◆ **PROBLEM STATEMENT**:
Gather up the lines with the word "предназначен" in them.

________

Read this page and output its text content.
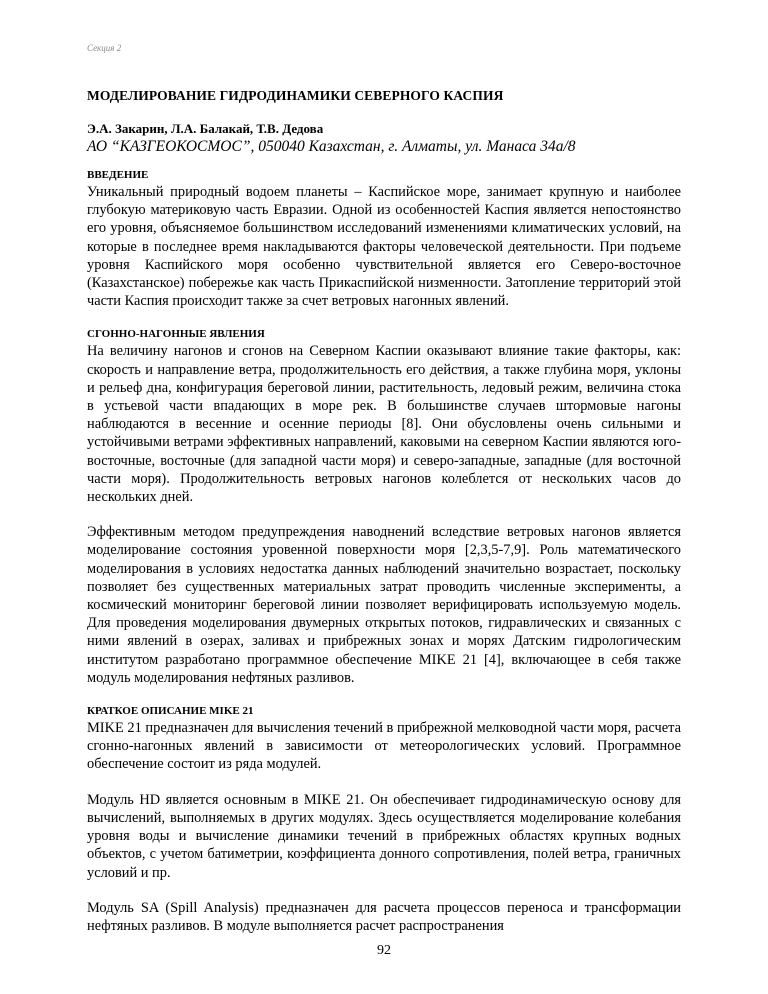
Секция 2
МОДЕЛИРОВАНИЕ ГИДРОДИНАМИКИ СЕВЕРНОГО КАСПИЯ
Э.А. Закарин, Л.А. Балакай, Т.В. Дедова
АО “КАЗГЕОКОСМОС”, 050040 Казахстан, г. Алматы, ул. Манаса 34а/8
ВВЕДЕНИЕ

Уникальный природный водоем планеты – Каспийское море, занимает крупную и наиболее глубокую материковую часть Евразии. Одной из особенностей Каспия является непостоянство его уровня, объясняемое большинством исследований изменениями климатических условий, на которые в последнее время накладываются факторы человеческой деятельности. При подъеме уровня Каспийского моря особенно чувствительной является его Северо-восточное (Казахстанское) побережье как часть Прикаспийской низменности. Затопление территорий этой части Каспия происходит также за счет ветровых нагонных явлений.

СГОННО-НАГОННЫЕ ЯВЛЕНИЯ

На величину нагонов и сгонов на Северном Каспии оказывают влияние такие факторы, как: скорость и направление ветра, продолжительность его действия, а также глубина моря, уклоны и рельеф дна, конфигурация береговой линии, растительность, ледовый режим, величина стока в устьевой части впадающих в море рек. В большинстве случаев штормовые нагоны наблюдаются в весенние и осенние периоды [8]. Они обусловлены очень сильными и устойчивыми ветрами эффективных направлений, каковыми на северном Каспии являются юго-восточные, восточные (для западной части моря) и северо-западные, западные (для восточной части моря). Продолжительность ветровых нагонов колеблется от нескольких часов до нескольких дней.

Эффективным методом предупреждения наводнений вследствие ветровых нагонов является моделирование состояния уровенной поверхности моря [2,3,5-7,9]. Роль математического моделирования в условиях недостатка данных наблюдений значительно возрастает, поскольку позволяет без существенных материальных затрат проводить численные эксперименты, а космический мониторинг береговой линии позволяет верифицировать используемую модель. Для проведения моделирования двумерных открытых потоков, гидравлических и связанных с ними явлений в озерах, заливах и прибрежных зонах и морях Датским гидрологическим институтом разработано программное обеспечение MIKE 21 [4], включающее в себя также модуль моделирования нефтяных разливов.

КРАТКОЕ ОПИСАНИЕ MIKE 21

MIKE 21 предназначен для вычисления течений в прибрежной мелководной части моря, расчета сгонно-нагонных явлений в зависимости от метеорологических условий. Программное обеспечение состоит из ряда модулей.

Модуль HD является основным в MIKE 21. Он обеспечивает гидродинамическую основу для вычислений, выполняемых в других модулях. Здесь осуществляется моделирование колебания уровня воды и вычисление динамики течений в прибрежных областях крупных водных объектов, с учетом батиметрии, коэффициента донного сопротивления, полей ветра, граничных условий и пр.

Модуль SA (Spill Analysis) предназначен для расчета процессов переноса и трансформации нефтяных разливов. В модуле выполняется расчет распространения

92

________

◆ **REPLY**:
MIKE 21 предназначен для вычисления течений в прибрежной мелководной части моря, расчета сгонно-нагонных явлений в зависимости от метеорологических условий. Программное обеспечение состоит из ряда модулей.
Модуль SA (Spill Analysis) предназначен для расчета процессов переноса и трансформации нефтяных разливов. В модуле выполняется расчет распространения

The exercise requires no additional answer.